### Records to use
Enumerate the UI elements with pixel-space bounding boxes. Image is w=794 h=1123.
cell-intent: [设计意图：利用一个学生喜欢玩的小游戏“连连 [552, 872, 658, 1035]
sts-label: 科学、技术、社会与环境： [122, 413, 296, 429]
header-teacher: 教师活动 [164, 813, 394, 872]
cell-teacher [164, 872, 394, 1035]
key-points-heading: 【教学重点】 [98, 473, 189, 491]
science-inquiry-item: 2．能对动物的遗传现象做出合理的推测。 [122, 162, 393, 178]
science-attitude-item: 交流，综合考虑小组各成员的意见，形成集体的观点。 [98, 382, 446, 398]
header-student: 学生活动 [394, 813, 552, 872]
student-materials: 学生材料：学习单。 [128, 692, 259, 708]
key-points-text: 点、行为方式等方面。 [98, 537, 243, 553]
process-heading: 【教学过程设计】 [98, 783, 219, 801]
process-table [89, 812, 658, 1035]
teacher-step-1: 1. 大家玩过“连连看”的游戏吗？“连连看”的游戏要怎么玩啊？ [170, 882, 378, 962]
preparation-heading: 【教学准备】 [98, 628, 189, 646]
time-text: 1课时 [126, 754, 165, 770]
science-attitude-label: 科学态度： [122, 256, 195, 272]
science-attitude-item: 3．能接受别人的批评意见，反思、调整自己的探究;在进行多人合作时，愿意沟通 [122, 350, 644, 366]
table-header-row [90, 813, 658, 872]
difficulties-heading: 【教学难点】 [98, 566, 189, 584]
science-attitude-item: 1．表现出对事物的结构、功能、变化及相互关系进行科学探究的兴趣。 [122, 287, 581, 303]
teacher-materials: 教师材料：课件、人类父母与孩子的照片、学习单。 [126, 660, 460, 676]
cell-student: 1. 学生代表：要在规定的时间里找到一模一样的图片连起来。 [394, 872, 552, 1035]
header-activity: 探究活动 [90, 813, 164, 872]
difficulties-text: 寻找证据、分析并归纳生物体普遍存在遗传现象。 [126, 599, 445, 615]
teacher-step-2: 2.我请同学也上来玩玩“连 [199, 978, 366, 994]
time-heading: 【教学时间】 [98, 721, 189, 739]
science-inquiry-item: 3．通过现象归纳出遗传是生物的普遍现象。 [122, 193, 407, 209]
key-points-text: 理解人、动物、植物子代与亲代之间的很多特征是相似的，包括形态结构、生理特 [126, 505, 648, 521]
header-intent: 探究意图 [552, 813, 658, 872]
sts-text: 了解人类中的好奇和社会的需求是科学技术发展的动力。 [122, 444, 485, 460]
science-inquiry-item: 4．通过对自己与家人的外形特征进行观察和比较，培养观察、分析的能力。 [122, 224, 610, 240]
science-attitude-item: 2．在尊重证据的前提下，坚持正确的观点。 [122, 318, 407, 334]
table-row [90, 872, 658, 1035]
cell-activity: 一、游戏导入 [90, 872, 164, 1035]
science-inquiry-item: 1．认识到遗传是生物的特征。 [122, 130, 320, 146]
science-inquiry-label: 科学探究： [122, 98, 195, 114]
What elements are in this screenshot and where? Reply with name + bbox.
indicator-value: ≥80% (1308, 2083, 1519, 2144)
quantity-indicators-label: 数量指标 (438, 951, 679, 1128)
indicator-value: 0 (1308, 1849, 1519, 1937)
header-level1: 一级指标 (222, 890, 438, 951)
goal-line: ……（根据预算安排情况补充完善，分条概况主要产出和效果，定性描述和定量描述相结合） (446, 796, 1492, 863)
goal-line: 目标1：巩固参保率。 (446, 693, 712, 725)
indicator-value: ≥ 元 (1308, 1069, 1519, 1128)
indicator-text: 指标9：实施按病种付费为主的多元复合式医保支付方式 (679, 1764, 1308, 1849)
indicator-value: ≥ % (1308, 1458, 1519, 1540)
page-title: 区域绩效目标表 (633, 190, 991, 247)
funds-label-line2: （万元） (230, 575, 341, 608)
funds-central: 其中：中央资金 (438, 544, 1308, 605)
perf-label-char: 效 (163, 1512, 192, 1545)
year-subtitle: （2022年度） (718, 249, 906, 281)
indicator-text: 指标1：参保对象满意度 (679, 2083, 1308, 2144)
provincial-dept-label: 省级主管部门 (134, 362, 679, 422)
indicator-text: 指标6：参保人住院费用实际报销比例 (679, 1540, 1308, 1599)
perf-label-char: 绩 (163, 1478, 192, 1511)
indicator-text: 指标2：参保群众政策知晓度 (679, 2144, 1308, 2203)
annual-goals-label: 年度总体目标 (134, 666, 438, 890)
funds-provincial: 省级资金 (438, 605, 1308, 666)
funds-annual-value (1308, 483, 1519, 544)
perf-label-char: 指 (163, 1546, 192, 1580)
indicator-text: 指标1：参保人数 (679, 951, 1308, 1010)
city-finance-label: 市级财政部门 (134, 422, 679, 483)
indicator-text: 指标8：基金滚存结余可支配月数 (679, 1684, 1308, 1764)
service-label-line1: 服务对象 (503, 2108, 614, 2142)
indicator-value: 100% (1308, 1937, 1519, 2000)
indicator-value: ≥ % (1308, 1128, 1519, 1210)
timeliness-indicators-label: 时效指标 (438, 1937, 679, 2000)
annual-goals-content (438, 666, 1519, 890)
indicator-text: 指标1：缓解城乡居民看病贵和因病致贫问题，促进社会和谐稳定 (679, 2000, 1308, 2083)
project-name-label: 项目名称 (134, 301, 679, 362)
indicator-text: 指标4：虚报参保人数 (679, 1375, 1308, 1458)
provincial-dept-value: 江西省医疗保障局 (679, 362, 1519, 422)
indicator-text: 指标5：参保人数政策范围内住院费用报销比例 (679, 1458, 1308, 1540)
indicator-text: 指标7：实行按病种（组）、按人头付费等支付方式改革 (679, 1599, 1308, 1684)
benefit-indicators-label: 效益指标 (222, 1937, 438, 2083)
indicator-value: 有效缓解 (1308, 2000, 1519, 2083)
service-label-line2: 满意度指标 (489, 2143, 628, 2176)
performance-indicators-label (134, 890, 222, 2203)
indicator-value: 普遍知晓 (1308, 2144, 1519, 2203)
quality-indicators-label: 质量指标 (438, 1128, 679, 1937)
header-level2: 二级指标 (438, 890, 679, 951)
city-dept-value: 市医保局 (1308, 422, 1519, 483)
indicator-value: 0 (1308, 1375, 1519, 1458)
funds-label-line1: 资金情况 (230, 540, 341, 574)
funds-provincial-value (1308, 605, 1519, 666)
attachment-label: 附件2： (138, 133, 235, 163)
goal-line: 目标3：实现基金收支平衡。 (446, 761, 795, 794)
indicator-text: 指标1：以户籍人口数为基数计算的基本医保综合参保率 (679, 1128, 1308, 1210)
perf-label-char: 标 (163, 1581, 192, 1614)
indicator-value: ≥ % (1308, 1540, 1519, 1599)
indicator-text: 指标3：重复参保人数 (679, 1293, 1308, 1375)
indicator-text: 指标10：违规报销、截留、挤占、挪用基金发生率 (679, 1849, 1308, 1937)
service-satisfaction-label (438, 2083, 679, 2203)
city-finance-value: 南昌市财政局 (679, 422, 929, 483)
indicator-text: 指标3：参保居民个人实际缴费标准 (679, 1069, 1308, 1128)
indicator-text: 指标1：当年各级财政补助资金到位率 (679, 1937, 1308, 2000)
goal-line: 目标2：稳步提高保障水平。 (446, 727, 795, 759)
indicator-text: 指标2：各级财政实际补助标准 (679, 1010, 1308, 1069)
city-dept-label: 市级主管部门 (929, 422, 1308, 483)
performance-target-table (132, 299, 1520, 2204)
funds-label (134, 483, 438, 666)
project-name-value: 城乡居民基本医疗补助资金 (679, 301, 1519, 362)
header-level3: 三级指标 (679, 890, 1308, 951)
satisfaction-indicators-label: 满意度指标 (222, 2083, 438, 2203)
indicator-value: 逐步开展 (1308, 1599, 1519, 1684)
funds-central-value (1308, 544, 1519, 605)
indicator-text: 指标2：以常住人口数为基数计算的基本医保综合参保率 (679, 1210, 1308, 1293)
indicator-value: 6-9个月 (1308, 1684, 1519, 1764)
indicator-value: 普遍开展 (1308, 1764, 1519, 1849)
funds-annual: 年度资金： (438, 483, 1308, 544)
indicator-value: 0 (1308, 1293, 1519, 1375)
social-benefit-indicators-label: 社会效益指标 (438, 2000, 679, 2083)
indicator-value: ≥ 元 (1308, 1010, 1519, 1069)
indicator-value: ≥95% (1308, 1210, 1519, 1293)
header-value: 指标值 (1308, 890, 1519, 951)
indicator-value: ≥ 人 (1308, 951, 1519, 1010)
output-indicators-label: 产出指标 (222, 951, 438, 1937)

### Exercise goal
State how many lines of the listing above contain the string "city", giving only the number.

### Expected output
4